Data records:
* * * * * * *
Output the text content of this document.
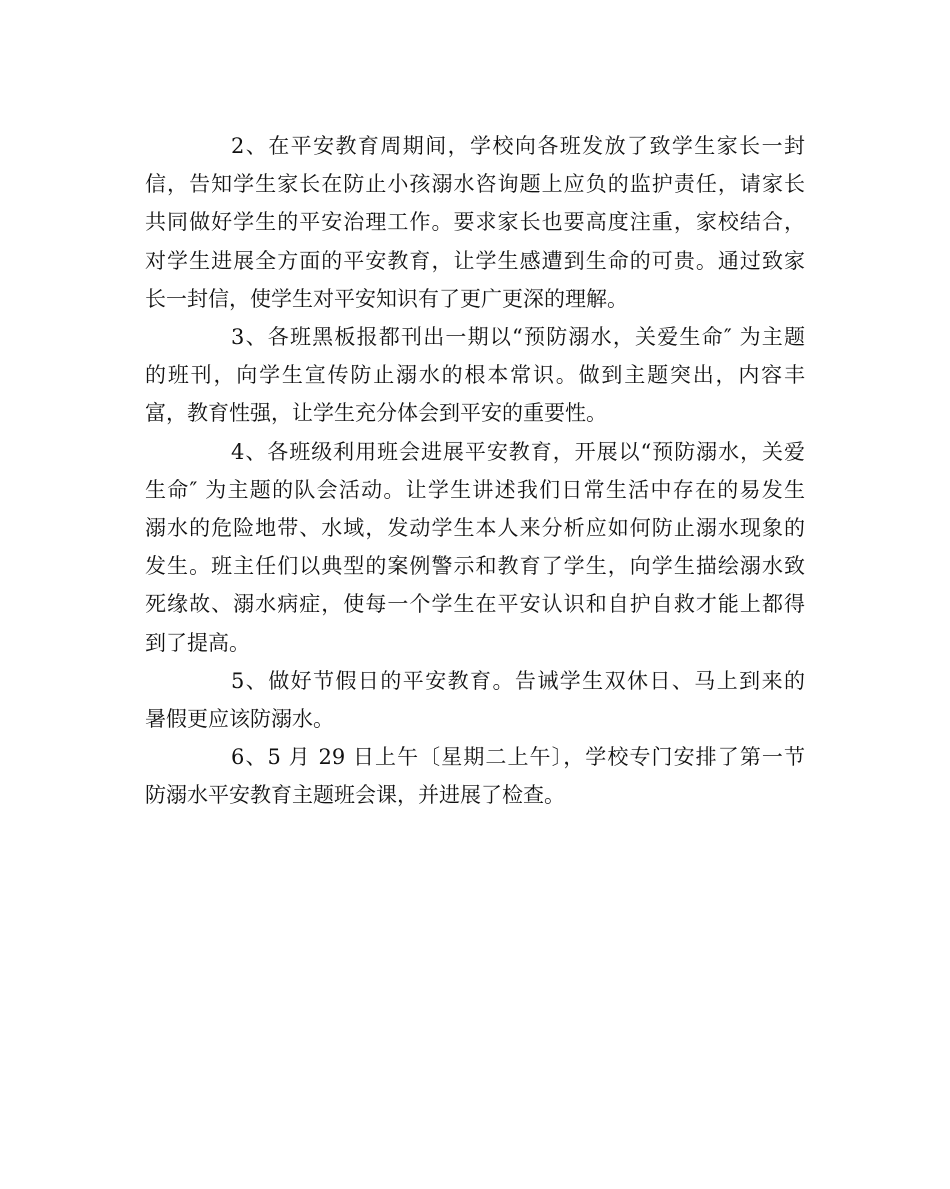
2、在平安教育周期间，学校向各班发放了致学生家长一封
信，告知学生家长在防止小孩溺水咨询题上应负的监护责任，请家长
共同做好学生的平安治理工作。要求家长也要高度注重，家校结合，
对学生进展全方面的平安教育，让学生感遭到生命的可贵。通过致家
长一封信，使学生对平安知识有了更广更深的理解。
3、各班黑板报都刊出一期以“预防溺水，关爱生命″ 为主题
的班刊，向学生宣传防止溺水的根本常识。做到主题突出，内容丰
富，教育性强，让学生充分体会到平安的重要性。
4、各班级利用班会进展平安教育，开展以“预防溺水，关爱
生命″ 为主题的队会活动。让学生讲述我们日常生活中存在的易发生
溺水的危险地带、水域，发动学生本人来分析应如何防止溺水现象的
发生。班主任们以典型的案例警示和教育了学生，向学生描绘溺水致
死缘故、溺水病症，使每一个学生在平安认识和自护自救才能上都得
到了提高。
5、做好节假日的平安教育。告诫学生双休日、马上到来的
暑假更应该防溺水。
6、5 月 29 日上午〔星期二上午〕，学校专门安排了第一节
防溺水平安教育主题班会课，并进展了检查。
* * * * * * *
**Aim**
From the records above, pull out each line that has "预防溺水".

**Complete answer**
3、各班黑板报都刊出一期以“预防溺水，关爱生命″ 为主题
4、各班级利用班会进展平安教育，开展以“预防溺水，关爱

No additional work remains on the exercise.